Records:
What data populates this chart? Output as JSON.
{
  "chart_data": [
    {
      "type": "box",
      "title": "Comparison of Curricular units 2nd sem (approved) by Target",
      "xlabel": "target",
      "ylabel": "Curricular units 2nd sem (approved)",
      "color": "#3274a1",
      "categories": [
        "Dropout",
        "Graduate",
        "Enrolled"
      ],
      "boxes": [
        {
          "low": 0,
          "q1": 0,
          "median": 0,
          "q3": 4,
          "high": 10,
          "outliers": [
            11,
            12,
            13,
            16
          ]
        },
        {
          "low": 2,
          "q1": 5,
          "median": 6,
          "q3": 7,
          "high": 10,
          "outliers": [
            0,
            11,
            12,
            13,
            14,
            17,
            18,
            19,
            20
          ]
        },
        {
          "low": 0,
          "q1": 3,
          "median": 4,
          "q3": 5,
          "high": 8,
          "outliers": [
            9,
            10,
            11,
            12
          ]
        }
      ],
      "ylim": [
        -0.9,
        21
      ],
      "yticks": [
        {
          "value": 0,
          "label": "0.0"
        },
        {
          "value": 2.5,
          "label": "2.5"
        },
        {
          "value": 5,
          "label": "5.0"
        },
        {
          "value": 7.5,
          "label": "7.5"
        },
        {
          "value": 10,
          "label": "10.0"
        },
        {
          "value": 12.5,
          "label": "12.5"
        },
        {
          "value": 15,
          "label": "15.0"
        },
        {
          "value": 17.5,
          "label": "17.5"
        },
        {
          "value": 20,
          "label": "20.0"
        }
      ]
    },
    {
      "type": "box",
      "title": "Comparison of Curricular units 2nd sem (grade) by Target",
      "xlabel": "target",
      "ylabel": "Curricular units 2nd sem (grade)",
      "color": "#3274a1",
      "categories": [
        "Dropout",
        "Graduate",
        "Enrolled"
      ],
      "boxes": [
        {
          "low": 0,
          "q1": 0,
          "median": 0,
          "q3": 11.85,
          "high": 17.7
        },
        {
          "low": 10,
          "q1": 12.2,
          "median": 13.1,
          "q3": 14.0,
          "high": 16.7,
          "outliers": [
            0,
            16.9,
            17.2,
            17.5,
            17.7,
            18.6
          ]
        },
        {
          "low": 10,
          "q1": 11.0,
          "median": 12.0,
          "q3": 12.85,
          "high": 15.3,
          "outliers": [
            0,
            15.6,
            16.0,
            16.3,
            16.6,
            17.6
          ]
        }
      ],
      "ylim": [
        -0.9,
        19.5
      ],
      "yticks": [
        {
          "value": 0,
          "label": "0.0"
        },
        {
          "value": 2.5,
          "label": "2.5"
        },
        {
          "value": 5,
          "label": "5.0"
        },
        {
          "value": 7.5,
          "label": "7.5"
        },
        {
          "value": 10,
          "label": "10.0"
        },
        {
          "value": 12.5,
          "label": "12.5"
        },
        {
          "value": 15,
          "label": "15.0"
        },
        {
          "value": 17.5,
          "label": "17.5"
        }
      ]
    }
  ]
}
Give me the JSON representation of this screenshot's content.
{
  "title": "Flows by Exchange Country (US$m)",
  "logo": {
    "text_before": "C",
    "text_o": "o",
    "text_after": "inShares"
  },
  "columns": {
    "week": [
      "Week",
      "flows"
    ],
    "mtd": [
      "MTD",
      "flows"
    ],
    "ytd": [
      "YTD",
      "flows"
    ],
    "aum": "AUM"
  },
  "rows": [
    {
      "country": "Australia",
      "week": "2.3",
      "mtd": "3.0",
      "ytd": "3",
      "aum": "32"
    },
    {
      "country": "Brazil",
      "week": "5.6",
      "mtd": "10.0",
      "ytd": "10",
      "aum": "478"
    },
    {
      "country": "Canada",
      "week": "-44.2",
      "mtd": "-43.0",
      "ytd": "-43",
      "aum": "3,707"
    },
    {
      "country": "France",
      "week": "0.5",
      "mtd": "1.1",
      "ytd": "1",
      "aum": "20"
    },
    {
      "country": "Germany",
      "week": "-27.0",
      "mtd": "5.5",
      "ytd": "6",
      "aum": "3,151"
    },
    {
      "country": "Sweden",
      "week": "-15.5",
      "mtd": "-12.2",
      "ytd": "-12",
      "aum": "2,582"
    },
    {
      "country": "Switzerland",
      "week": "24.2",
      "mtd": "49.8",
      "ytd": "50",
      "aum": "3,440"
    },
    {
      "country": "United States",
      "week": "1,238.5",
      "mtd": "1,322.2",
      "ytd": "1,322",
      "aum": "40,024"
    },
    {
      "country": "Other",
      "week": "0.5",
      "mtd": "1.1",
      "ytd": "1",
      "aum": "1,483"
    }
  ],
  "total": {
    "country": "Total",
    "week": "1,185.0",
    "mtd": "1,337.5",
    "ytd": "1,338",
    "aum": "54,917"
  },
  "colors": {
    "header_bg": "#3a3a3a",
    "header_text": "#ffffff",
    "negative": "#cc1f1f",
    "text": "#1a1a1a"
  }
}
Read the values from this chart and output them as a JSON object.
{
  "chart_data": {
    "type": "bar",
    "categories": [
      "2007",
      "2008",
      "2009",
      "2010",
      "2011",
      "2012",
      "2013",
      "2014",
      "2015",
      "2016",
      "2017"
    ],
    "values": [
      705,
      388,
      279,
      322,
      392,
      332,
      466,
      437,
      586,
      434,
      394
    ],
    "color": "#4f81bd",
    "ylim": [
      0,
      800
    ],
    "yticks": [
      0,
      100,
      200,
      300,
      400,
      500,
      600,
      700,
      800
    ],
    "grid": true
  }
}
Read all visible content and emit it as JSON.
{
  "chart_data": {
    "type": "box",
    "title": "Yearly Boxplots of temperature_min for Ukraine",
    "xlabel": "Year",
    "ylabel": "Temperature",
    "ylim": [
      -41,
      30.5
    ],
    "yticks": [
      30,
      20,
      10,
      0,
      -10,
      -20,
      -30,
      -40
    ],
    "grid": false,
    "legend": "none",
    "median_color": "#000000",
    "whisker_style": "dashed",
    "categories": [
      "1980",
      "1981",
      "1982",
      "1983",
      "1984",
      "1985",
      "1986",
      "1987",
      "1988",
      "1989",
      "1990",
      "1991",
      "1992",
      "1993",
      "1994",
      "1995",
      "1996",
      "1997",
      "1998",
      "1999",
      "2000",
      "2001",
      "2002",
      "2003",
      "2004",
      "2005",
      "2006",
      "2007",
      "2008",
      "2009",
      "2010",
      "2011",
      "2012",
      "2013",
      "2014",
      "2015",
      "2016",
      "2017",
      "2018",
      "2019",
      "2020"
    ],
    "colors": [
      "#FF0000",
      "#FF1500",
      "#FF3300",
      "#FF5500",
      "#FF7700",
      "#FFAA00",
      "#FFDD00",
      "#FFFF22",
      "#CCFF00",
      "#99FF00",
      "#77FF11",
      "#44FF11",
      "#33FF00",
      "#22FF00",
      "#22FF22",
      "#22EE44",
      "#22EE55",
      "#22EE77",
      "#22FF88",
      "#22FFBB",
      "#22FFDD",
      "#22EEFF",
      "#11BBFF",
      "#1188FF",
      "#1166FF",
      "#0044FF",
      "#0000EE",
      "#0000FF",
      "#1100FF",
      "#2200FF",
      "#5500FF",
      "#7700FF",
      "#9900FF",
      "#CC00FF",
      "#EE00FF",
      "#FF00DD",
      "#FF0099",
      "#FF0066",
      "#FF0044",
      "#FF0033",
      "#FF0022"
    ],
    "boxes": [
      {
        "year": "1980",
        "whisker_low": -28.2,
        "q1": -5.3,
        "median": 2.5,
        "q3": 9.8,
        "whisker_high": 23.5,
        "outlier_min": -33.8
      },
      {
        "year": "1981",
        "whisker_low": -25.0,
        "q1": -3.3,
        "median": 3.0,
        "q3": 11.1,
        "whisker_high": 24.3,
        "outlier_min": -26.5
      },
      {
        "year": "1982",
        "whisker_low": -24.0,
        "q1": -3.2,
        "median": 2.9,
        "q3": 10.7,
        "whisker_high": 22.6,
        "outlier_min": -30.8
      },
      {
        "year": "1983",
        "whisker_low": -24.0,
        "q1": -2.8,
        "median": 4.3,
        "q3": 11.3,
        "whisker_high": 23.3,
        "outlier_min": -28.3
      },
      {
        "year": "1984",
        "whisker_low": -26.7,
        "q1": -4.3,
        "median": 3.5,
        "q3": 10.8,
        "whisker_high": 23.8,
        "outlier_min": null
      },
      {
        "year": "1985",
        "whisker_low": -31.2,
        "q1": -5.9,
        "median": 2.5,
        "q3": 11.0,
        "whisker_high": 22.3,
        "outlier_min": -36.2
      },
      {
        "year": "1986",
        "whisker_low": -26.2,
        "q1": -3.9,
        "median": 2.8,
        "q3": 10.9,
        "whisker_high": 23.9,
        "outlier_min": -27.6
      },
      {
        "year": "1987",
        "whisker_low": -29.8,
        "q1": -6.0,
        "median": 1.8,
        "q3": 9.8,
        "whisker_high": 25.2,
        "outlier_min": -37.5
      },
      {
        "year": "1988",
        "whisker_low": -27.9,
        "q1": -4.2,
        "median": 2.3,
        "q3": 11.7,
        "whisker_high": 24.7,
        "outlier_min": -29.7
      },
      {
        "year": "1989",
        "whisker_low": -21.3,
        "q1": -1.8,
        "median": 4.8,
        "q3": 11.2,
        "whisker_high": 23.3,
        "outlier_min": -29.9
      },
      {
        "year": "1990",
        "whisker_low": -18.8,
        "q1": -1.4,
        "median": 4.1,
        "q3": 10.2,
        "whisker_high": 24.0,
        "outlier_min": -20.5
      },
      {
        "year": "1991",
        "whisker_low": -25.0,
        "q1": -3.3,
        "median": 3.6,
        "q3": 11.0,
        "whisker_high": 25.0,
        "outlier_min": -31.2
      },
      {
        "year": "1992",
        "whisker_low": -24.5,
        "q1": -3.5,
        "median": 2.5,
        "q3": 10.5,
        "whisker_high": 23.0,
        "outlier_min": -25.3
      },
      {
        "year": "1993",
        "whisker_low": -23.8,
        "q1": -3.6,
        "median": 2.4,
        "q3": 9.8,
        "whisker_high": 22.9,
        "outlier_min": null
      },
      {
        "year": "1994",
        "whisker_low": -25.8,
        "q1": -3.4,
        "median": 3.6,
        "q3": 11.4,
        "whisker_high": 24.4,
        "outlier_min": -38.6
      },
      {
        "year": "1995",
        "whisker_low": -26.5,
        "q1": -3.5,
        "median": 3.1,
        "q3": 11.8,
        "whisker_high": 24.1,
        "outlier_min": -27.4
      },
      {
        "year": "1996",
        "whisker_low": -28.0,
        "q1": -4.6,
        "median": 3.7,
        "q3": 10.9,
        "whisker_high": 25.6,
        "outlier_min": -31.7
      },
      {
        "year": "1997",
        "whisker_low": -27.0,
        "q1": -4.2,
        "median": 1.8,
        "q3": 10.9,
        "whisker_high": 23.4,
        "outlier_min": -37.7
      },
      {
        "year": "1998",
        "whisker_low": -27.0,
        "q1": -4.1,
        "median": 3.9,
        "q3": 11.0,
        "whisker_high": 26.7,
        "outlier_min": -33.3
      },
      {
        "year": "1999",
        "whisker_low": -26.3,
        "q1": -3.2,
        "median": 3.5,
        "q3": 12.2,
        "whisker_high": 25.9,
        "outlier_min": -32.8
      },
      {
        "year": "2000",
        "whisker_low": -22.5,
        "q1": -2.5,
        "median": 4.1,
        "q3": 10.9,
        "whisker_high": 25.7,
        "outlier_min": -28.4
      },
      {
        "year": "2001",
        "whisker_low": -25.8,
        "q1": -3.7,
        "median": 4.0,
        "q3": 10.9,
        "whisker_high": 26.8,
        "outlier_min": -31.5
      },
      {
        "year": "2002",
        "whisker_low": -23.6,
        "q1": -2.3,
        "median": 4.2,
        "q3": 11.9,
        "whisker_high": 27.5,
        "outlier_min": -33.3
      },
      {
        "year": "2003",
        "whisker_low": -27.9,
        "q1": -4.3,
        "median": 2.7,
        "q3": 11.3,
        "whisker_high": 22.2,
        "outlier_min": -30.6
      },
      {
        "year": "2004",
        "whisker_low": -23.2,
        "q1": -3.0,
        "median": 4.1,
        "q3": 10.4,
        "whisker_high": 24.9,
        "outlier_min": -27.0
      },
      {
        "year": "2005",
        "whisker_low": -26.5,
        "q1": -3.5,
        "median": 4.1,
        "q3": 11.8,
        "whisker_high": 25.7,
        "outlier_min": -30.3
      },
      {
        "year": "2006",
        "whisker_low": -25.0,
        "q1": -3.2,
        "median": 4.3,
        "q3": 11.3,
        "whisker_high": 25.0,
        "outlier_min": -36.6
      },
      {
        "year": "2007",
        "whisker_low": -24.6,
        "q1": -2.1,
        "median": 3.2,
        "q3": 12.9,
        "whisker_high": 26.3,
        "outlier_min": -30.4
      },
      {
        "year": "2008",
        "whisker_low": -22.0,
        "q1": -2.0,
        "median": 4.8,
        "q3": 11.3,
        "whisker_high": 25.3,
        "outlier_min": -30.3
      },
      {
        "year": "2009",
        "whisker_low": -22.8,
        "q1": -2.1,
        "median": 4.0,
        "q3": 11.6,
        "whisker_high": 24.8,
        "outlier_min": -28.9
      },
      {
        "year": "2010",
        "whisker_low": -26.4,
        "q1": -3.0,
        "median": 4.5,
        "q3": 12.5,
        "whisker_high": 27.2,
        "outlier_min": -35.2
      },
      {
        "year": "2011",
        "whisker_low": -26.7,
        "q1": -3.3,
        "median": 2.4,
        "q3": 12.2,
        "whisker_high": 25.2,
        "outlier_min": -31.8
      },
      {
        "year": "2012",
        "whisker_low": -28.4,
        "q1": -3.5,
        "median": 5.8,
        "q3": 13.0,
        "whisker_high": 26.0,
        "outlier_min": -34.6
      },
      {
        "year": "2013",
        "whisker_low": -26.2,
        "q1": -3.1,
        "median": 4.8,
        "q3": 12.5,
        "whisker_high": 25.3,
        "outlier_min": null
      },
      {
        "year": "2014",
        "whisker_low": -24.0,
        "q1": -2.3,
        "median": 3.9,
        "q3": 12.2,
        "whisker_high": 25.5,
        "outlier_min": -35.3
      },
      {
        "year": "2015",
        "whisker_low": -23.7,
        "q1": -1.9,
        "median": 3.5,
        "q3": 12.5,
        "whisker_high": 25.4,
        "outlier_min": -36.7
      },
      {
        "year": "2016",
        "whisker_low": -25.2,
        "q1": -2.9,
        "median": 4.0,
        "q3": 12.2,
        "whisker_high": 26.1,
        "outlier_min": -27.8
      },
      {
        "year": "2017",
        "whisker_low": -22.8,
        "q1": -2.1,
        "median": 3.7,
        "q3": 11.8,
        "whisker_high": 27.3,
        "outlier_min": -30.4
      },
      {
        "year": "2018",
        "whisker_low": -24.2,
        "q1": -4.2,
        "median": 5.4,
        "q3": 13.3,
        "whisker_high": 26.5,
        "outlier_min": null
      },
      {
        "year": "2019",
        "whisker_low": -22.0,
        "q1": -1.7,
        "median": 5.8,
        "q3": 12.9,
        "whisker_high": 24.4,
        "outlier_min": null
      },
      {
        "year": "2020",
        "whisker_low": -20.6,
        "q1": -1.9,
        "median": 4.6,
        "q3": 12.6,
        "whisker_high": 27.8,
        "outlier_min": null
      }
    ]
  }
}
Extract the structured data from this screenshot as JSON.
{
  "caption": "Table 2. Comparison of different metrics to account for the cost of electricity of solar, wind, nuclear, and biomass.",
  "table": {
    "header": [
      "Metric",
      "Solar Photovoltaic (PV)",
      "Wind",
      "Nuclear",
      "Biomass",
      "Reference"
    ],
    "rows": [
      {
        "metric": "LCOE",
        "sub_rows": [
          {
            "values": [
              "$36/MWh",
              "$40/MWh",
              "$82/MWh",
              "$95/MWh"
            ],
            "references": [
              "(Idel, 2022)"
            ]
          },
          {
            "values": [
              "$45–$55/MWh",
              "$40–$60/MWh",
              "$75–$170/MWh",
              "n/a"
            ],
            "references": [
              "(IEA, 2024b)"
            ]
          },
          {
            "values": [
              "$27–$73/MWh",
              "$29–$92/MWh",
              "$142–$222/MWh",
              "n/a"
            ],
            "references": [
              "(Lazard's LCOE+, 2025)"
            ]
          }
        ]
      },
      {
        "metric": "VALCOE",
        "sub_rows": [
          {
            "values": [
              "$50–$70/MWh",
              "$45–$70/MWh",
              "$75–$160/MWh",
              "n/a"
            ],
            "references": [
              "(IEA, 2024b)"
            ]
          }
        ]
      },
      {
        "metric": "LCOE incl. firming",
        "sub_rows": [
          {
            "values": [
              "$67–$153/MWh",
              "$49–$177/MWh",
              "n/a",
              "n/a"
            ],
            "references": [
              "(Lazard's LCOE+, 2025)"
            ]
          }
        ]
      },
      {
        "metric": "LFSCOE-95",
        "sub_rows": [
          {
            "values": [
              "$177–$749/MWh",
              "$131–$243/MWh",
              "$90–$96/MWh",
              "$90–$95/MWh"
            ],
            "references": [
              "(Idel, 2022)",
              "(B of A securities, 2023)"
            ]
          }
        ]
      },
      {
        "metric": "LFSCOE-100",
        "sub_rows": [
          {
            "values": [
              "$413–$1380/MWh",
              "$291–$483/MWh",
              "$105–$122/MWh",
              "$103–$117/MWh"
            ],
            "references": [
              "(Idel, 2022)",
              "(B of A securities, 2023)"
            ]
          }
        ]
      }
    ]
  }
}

WHAT IS BEING ASKED:
Among the records above, find each line holding the string "content" and pull it out.

RIGHT ANSWER:
Give me the JSON representation of this screenshot's content.
Read all visible content and emit it as JSON.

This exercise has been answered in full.